#### DIRECTIVE:
Scan the material that follows. Copy every line containing the word "Information".

#### RECORDS FOR THE EXERCISE:
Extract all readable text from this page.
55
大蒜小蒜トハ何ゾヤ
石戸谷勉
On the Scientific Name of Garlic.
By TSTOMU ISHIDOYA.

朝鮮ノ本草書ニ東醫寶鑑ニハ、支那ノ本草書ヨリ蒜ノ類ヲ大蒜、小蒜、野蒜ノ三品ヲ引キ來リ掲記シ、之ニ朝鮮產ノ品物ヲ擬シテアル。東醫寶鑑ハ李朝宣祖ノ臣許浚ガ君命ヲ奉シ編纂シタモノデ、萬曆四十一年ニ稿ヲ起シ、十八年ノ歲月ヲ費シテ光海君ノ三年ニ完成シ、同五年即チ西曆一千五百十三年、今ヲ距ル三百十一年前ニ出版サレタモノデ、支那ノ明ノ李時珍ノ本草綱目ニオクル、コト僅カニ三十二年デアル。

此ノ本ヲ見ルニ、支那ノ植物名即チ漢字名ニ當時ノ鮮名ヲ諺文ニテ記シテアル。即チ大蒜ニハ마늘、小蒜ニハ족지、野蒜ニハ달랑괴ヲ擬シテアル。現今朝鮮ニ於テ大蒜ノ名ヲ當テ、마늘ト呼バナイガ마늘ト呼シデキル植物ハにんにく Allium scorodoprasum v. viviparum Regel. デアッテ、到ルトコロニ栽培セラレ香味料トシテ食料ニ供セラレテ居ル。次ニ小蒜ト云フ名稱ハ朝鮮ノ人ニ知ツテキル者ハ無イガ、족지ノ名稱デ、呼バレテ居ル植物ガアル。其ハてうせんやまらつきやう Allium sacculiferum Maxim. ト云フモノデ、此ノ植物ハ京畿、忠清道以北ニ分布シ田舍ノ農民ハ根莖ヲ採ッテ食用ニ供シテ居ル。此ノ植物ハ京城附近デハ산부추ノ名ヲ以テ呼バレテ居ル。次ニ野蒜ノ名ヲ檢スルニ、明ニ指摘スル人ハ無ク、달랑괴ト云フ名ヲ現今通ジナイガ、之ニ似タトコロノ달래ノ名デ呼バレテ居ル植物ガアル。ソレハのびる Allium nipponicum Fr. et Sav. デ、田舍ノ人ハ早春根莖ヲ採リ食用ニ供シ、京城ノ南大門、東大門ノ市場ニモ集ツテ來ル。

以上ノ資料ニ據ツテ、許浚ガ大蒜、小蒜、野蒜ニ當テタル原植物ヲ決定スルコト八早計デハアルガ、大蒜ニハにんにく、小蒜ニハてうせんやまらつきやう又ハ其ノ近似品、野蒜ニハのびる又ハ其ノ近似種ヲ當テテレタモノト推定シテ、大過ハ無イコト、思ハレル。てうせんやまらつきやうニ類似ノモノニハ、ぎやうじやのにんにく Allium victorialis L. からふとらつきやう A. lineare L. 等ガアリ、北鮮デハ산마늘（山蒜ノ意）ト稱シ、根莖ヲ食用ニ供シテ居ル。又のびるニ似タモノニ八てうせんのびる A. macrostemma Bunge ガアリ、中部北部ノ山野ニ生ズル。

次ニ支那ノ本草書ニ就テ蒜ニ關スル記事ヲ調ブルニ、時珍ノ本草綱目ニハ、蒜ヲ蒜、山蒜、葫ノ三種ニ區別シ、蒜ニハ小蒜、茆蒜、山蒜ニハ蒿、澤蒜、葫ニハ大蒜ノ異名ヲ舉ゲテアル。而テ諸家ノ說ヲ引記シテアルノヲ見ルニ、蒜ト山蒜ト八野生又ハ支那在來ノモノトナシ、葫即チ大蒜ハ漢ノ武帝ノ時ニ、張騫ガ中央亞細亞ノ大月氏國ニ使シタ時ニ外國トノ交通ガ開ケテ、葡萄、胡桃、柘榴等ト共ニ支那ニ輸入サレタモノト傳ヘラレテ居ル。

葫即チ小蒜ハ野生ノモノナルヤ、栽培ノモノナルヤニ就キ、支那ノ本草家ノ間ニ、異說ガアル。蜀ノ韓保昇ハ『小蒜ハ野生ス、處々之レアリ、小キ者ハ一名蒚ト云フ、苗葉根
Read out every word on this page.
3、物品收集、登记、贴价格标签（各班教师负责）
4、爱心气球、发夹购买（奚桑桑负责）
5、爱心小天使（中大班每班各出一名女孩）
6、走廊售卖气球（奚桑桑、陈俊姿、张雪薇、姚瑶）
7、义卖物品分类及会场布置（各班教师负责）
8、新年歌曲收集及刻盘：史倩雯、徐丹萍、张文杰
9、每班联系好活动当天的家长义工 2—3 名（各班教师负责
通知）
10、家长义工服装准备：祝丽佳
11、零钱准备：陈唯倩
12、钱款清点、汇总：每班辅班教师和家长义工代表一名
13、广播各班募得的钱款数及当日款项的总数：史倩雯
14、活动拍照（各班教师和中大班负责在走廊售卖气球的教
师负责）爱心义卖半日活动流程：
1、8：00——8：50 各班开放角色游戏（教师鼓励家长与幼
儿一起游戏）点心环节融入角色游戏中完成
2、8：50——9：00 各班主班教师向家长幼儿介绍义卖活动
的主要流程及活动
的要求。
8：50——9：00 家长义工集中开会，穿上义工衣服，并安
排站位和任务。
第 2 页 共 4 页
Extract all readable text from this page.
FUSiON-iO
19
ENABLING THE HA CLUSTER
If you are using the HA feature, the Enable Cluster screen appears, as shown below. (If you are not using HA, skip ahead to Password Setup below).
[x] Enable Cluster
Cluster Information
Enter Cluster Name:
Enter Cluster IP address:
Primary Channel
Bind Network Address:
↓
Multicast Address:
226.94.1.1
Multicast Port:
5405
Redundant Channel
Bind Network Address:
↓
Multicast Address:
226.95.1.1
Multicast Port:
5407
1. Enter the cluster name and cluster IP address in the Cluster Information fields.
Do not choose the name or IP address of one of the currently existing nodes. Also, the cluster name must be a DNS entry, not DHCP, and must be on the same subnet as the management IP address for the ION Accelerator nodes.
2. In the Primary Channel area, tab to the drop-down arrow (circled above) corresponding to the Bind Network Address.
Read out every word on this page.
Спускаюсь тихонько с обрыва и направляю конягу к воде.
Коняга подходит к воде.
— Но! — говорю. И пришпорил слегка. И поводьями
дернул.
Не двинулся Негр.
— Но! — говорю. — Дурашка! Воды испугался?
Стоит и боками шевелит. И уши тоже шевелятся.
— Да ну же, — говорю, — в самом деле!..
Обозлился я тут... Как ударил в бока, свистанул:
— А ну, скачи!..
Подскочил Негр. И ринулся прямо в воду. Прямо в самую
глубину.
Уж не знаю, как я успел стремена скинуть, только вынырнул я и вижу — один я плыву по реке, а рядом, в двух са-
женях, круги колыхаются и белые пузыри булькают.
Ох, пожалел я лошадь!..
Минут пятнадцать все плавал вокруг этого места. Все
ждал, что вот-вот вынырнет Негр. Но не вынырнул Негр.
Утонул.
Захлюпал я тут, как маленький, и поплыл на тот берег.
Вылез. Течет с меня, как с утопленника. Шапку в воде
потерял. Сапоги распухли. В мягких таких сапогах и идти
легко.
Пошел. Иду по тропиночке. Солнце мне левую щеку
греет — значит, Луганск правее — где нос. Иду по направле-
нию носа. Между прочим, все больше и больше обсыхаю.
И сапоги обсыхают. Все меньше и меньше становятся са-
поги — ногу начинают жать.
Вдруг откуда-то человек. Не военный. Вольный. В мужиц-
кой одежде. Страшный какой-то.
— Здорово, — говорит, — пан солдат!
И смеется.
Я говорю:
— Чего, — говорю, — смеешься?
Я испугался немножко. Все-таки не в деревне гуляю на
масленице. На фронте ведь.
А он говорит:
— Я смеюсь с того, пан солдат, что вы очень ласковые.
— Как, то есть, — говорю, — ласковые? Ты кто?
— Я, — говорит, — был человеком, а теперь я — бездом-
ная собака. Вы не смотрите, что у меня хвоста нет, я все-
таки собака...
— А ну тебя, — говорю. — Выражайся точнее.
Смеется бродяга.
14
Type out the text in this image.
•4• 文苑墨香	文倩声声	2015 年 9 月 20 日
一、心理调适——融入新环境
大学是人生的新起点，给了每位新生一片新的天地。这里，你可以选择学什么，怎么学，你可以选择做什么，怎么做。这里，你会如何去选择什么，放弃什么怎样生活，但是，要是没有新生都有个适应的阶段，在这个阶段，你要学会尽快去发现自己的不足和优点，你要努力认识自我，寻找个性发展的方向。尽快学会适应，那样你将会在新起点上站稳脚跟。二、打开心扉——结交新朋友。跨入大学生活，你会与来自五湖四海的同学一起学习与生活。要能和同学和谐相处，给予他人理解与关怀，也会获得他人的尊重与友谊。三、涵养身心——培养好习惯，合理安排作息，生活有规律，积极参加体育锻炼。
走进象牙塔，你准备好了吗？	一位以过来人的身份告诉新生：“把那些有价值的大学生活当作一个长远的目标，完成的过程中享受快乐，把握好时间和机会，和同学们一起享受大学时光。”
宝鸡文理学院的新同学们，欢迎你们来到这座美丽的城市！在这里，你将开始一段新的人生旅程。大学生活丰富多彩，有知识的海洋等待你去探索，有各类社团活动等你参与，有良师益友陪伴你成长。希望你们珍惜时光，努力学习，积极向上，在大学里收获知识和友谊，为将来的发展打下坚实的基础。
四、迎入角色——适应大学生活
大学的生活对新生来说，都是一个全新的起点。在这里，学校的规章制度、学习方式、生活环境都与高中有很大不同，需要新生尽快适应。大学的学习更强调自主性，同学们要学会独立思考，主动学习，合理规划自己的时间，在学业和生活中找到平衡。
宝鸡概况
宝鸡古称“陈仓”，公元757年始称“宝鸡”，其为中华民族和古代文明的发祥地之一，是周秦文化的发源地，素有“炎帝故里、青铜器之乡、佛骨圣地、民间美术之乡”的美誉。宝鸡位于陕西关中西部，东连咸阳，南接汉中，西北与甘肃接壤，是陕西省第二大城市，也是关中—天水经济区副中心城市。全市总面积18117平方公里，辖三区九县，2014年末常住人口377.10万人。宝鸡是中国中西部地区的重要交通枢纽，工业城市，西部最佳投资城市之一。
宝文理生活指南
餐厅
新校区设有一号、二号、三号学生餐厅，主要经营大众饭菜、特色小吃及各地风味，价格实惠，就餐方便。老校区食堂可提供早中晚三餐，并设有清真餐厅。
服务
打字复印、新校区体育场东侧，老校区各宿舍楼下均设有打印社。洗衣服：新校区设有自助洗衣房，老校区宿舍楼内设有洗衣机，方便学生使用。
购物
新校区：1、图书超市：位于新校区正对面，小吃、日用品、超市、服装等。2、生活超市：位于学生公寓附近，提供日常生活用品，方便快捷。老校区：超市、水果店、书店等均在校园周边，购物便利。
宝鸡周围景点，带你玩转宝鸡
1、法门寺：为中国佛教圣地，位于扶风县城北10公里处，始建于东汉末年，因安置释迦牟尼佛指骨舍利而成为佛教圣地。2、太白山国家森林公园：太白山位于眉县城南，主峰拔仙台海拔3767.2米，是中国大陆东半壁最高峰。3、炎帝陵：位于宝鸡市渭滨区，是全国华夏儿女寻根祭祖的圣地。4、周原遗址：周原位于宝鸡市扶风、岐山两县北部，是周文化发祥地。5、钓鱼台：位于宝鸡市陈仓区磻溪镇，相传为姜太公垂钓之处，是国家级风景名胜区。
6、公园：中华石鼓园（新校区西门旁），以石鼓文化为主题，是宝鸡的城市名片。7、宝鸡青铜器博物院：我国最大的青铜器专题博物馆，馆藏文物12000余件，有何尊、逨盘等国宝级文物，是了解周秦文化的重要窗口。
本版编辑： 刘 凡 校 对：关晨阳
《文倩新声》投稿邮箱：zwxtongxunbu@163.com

#### COMPLETE RESPONSE:
Cluster Information
1. Enter the cluster name and cluster IP address in the Cluster Information fields.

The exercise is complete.